# REQUIRED TASK:
Identify all lines below that hold "this" and collect them.

-------------------------

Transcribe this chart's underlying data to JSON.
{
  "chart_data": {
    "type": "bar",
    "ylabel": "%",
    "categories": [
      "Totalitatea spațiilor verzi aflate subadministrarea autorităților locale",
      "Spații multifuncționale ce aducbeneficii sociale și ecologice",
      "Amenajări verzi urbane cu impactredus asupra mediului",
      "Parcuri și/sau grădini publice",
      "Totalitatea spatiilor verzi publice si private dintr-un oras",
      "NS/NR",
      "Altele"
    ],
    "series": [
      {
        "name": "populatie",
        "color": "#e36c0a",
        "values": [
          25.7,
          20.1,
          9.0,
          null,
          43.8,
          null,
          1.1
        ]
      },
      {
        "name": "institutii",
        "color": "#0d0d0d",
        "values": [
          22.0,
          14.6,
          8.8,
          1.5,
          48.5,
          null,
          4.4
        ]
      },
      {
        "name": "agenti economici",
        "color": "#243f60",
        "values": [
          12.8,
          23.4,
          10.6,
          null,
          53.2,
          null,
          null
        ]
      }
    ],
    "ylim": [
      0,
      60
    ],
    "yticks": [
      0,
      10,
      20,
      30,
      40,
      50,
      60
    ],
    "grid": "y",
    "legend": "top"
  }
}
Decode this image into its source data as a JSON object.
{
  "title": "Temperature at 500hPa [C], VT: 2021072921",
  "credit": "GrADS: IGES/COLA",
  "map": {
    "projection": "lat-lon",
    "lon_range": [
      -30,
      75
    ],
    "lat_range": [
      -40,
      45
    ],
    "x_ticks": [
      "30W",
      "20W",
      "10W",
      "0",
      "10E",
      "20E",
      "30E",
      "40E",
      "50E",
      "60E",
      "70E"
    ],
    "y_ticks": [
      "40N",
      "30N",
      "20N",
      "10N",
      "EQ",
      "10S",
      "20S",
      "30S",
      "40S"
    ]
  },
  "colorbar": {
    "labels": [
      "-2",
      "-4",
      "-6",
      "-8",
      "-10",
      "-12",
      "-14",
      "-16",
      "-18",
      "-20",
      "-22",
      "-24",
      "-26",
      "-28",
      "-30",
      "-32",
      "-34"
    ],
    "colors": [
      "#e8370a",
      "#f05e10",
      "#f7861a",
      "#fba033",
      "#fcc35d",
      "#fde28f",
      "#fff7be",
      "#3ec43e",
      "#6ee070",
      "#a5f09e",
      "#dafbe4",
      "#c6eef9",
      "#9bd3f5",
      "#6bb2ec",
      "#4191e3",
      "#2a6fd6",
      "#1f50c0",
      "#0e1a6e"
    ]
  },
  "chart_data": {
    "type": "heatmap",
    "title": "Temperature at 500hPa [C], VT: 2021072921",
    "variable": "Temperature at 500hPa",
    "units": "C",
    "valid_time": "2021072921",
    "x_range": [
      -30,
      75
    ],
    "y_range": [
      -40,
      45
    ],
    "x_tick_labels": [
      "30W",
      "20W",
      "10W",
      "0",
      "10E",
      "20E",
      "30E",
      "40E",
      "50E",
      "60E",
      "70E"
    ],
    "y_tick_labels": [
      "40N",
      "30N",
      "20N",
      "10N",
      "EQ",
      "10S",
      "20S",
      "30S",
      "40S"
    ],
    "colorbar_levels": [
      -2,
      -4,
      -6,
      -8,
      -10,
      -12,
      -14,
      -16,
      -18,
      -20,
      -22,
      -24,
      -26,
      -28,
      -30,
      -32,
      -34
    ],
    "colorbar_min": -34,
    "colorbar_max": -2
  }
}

-------------------------

# RESULT:
Transcribe this chart's underlying data to JSON.
Decode this image into its source data as a JSON object.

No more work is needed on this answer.